EXERCISE INPUT:
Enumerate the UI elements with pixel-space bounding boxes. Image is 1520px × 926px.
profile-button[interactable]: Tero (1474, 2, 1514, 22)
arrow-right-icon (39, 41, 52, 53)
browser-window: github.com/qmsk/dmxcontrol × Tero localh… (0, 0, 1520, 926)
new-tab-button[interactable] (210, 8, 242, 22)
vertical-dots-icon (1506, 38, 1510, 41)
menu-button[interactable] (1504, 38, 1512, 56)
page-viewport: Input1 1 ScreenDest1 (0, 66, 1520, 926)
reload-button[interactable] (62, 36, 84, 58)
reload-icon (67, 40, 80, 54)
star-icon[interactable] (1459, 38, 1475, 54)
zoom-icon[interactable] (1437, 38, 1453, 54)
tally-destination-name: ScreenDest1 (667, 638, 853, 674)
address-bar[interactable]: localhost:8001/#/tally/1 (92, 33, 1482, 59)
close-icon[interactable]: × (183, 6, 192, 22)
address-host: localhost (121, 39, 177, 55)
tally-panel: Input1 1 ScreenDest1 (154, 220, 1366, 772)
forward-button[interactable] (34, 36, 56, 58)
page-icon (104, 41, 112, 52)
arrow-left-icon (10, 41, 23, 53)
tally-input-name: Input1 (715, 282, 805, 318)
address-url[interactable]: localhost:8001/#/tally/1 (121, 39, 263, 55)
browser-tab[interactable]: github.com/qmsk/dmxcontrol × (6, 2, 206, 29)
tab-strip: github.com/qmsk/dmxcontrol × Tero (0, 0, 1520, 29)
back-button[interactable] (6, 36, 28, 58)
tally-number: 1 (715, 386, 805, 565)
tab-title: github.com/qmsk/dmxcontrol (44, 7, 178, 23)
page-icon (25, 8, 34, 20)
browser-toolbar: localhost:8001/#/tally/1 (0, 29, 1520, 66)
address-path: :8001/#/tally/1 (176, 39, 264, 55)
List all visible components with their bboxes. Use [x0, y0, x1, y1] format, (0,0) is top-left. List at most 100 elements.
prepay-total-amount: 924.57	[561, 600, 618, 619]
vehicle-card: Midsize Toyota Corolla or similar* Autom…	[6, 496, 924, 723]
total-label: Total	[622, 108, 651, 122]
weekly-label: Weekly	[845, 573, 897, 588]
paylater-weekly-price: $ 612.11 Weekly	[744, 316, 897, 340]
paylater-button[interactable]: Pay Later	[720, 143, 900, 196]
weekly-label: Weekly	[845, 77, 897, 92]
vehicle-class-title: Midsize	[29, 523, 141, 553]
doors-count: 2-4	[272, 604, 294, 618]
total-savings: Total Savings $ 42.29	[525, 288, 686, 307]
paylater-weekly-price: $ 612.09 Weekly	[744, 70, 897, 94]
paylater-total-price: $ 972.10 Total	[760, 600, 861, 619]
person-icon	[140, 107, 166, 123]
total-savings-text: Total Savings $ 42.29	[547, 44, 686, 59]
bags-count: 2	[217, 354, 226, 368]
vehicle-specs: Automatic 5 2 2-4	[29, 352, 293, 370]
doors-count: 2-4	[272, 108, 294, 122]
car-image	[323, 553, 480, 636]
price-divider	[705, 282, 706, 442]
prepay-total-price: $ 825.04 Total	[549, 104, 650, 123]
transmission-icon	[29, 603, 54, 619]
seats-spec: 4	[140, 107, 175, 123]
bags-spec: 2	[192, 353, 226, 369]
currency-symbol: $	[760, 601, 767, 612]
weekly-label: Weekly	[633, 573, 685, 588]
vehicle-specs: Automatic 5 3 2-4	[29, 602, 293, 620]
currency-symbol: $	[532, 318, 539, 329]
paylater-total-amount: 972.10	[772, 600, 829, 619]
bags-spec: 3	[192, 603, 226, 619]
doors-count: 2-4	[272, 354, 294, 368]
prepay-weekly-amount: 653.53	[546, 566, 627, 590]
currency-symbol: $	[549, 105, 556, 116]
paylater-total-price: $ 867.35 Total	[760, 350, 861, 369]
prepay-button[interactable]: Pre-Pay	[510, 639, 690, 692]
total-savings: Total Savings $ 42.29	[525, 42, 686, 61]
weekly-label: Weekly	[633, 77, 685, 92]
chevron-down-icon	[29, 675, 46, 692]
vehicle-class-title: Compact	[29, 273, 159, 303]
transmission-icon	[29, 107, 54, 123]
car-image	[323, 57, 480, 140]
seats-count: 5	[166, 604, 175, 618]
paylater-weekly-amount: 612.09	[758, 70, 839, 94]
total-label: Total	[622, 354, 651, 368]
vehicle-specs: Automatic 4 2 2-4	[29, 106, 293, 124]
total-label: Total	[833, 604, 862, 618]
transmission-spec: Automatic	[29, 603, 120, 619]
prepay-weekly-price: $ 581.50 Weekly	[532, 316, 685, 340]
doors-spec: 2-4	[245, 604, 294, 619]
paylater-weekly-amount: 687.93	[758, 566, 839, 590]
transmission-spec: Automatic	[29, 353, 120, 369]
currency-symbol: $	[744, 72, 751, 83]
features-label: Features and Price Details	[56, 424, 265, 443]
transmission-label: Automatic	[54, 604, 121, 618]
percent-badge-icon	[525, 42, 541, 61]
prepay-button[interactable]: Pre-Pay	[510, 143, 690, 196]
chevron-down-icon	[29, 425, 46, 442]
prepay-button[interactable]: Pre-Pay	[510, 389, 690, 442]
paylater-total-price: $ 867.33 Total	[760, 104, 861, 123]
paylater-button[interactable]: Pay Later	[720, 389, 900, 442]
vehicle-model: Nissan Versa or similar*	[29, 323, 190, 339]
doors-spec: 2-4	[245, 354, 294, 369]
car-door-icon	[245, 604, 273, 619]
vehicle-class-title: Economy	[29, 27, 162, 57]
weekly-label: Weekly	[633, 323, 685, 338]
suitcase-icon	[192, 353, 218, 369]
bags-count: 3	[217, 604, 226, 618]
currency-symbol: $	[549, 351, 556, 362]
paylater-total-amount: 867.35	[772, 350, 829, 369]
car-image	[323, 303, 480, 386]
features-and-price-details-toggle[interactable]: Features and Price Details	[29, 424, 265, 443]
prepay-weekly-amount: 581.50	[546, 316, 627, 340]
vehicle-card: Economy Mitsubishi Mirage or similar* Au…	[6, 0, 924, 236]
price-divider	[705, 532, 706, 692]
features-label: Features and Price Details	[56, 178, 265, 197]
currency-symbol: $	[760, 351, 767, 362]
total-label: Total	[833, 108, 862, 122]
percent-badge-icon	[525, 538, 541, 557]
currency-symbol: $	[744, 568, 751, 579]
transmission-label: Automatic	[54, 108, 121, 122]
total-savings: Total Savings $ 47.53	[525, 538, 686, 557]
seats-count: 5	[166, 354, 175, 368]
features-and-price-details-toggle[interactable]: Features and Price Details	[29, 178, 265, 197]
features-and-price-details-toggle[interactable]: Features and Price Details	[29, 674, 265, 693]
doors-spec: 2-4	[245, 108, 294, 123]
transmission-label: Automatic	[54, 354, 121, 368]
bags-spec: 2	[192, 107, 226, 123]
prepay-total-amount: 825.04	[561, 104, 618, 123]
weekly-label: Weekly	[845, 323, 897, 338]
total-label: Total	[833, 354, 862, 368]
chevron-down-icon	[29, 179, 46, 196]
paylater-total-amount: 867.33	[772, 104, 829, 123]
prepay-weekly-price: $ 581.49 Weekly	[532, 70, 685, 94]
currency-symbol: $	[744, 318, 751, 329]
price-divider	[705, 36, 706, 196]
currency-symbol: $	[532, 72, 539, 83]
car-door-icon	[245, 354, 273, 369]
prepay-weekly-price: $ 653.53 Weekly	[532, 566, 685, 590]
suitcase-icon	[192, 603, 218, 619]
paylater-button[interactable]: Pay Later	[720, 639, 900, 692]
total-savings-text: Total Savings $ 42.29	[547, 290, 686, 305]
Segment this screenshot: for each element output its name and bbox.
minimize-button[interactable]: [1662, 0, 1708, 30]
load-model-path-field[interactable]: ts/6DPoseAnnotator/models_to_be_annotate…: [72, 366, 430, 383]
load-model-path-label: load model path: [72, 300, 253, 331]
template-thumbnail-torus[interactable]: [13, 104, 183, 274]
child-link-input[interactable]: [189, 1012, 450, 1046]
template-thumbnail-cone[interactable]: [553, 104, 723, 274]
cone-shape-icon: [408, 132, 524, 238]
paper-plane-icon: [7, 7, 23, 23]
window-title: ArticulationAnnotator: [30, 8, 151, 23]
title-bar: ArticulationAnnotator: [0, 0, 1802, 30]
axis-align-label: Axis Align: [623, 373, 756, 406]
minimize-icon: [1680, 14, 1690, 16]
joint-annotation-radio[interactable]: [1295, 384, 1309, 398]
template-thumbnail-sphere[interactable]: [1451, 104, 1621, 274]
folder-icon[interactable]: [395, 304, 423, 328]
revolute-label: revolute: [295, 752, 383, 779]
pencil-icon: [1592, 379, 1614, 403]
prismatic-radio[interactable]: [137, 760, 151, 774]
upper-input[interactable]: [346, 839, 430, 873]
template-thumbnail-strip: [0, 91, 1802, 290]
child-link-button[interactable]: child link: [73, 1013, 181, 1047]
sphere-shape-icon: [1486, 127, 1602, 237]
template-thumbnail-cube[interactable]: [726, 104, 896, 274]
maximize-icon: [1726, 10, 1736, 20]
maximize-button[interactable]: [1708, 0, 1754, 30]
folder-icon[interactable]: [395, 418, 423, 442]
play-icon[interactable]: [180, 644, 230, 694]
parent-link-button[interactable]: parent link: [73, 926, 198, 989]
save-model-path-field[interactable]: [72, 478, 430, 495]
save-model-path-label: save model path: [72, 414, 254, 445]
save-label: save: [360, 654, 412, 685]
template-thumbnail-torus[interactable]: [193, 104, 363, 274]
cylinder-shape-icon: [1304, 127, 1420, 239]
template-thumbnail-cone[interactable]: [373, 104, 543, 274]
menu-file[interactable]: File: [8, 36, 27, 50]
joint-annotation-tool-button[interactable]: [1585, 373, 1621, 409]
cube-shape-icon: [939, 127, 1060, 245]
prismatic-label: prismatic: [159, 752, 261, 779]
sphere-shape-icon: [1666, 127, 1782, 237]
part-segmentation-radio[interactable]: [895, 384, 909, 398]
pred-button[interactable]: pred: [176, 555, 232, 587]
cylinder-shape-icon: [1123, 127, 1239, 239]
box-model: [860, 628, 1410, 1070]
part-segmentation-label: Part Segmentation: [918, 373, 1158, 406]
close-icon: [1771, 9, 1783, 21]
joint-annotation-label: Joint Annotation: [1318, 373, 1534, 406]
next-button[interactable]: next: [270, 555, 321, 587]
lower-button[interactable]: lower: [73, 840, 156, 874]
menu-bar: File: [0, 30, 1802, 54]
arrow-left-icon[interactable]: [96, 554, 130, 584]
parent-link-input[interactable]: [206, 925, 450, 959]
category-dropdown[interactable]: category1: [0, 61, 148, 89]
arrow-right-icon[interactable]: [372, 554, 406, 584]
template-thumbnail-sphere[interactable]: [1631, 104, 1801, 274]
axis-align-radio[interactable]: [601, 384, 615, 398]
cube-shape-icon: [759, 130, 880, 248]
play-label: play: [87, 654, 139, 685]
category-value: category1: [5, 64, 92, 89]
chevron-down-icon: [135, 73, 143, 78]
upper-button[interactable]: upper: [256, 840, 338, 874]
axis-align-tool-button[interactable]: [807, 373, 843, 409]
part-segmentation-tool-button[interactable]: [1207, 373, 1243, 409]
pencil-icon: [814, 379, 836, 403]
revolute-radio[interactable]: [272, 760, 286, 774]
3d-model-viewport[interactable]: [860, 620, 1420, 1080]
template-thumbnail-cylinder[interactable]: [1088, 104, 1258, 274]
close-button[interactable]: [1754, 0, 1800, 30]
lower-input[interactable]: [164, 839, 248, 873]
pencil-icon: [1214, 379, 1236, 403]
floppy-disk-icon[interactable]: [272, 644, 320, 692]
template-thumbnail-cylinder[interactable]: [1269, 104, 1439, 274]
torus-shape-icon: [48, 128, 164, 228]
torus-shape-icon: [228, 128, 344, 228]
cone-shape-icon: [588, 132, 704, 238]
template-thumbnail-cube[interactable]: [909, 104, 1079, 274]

WORK TO BE COMPLETED:
Put the material as a Markdown table with columns "Row" and "Text", from its first line through the line with "tally-destination-name: ScreenDest1 (667, 638, 853, 674)", one numbered row per line and no blank lines.

WRITTEN ANSWER:
| Row | Text |
|---|---|
| 1 | Enumerate the UI elements with pixel-space bounding boxes. Image is 1520px × 926px. |
| 2 | profile-button[interactable]: Tero (1474, 2, 1514, 22) |
| 3 | arrow-right-icon (39, 41, 52, 53) |
| 4 | browser-window: github.com/qmsk/dmxcontrol × Tero localh… (0, 0, 1520, 926) |
| 5 | new-tab-button[interactable] (210, 8, 242, 22) |
| 6 | vertical-dots-icon (1506, 38, 1510, 41) |
| 7 | menu-button[interactable] (1504, 38, 1512, 56) |
| 8 | page-viewport: Input1 1 ScreenDest1 (0, 66, 1520, 926) |
| 9 | reload-button[interactable] (62, 36, 84, 58) |
| 10 | reload-icon (67, 40, 80, 54) |
| 11 | star-icon[interactable] (1459, 38, 1475, 54) |
| 12 | zoom-icon[interactable] (1437, 38, 1453, 54) |
| 13 | tally-destination-name: ScreenDest1 (667, 638, 853, 674) |